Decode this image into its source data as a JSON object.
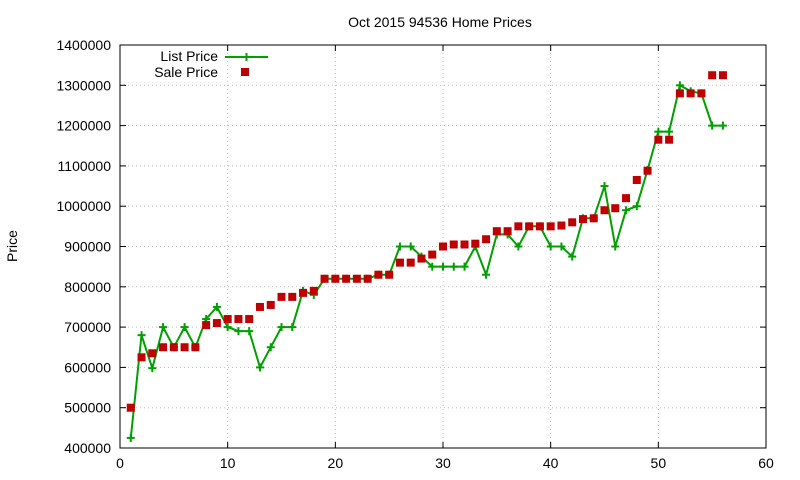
{
  "chart_data": {
    "type": "line",
    "title": "Oct 2015 94536 Home Prices",
    "xlabel": "",
    "ylabel": "Price",
    "xlim": [
      0,
      60
    ],
    "ylim": [
      400000,
      1400000
    ],
    "x_ticks": [
      "0",
      "10",
      "20",
      "30",
      "40",
      "50",
      "60"
    ],
    "y_ticks": [
      "400000",
      "500000",
      "600000",
      "700000",
      "800000",
      "900000",
      "1000000",
      "1100000",
      "1200000",
      "1300000",
      "1400000"
    ],
    "grid": true,
    "legend_position": "top-left",
    "series": [
      {
        "name": "List Price",
        "style": "line-with-plus-markers",
        "color": "#00a000",
        "points": [
          [
            1,
            425000
          ],
          [
            2,
            680000
          ],
          [
            3,
            598000
          ],
          [
            4,
            700000
          ],
          [
            5,
            650000
          ],
          [
            6,
            700000
          ],
          [
            7,
            650000
          ],
          [
            8,
            720000
          ],
          [
            9,
            750000
          ],
          [
            10,
            700000
          ],
          [
            11,
            690000
          ],
          [
            12,
            690000
          ],
          [
            13,
            600000
          ],
          [
            14,
            650000
          ],
          [
            15,
            700000
          ],
          [
            16,
            700000
          ],
          [
            17,
            790000
          ],
          [
            18,
            780000
          ],
          [
            19,
            820000
          ],
          [
            20,
            820000
          ],
          [
            21,
            820000
          ],
          [
            22,
            820000
          ],
          [
            23,
            820000
          ],
          [
            24,
            830000
          ],
          [
            25,
            830000
          ],
          [
            26,
            900000
          ],
          [
            27,
            900000
          ],
          [
            28,
            875000
          ],
          [
            29,
            850000
          ],
          [
            30,
            850000
          ],
          [
            31,
            850000
          ],
          [
            32,
            850000
          ],
          [
            33,
            900000
          ],
          [
            34,
            830000
          ],
          [
            35,
            930000
          ],
          [
            36,
            930000
          ],
          [
            37,
            900000
          ],
          [
            38,
            950000
          ],
          [
            39,
            950000
          ],
          [
            40,
            900000
          ],
          [
            41,
            900000
          ],
          [
            42,
            875000
          ],
          [
            43,
            970000
          ],
          [
            44,
            970000
          ],
          [
            45,
            1050000
          ],
          [
            46,
            900000
          ],
          [
            47,
            990000
          ],
          [
            48,
            1000000
          ],
          [
            49,
            1090000
          ],
          [
            50,
            1185000
          ],
          [
            51,
            1185000
          ],
          [
            52,
            1300000
          ],
          [
            53,
            1285000
          ],
          [
            54,
            1280000
          ],
          [
            55,
            1200000
          ],
          [
            56,
            1200000
          ]
        ]
      },
      {
        "name": "Sale Price",
        "style": "square-markers",
        "color": "#c00000",
        "points": [
          [
            1,
            500000
          ],
          [
            2,
            625000
          ],
          [
            3,
            635000
          ],
          [
            4,
            650000
          ],
          [
            5,
            650000
          ],
          [
            6,
            650000
          ],
          [
            7,
            650000
          ],
          [
            8,
            705000
          ],
          [
            9,
            710000
          ],
          [
            10,
            720000
          ],
          [
            11,
            720000
          ],
          [
            12,
            720000
          ],
          [
            13,
            750000
          ],
          [
            14,
            755000
          ],
          [
            15,
            775000
          ],
          [
            16,
            775000
          ],
          [
            17,
            785000
          ],
          [
            18,
            790000
          ],
          [
            19,
            820000
          ],
          [
            20,
            820000
          ],
          [
            21,
            820000
          ],
          [
            22,
            820000
          ],
          [
            23,
            820000
          ],
          [
            24,
            830000
          ],
          [
            25,
            830000
          ],
          [
            26,
            860000
          ],
          [
            27,
            860000
          ],
          [
            28,
            870000
          ],
          [
            29,
            880000
          ],
          [
            30,
            900000
          ],
          [
            31,
            905000
          ],
          [
            32,
            905000
          ],
          [
            33,
            907000
          ],
          [
            34,
            918000
          ],
          [
            35,
            938000
          ],
          [
            36,
            938000
          ],
          [
            37,
            950000
          ],
          [
            38,
            950000
          ],
          [
            39,
            950000
          ],
          [
            40,
            950000
          ],
          [
            41,
            952000
          ],
          [
            42,
            960000
          ],
          [
            43,
            968000
          ],
          [
            44,
            970000
          ],
          [
            45,
            990000
          ],
          [
            46,
            995000
          ],
          [
            47,
            1020000
          ],
          [
            48,
            1065000
          ],
          [
            49,
            1088000
          ],
          [
            50,
            1165000
          ],
          [
            51,
            1165000
          ],
          [
            52,
            1280000
          ],
          [
            53,
            1280000
          ],
          [
            54,
            1280000
          ],
          [
            55,
            1325000
          ],
          [
            56,
            1325000
          ]
        ]
      }
    ]
  }
}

================

Report how many lines of the listing hold the string "style", giving only the number.

> [Result of the task]: 2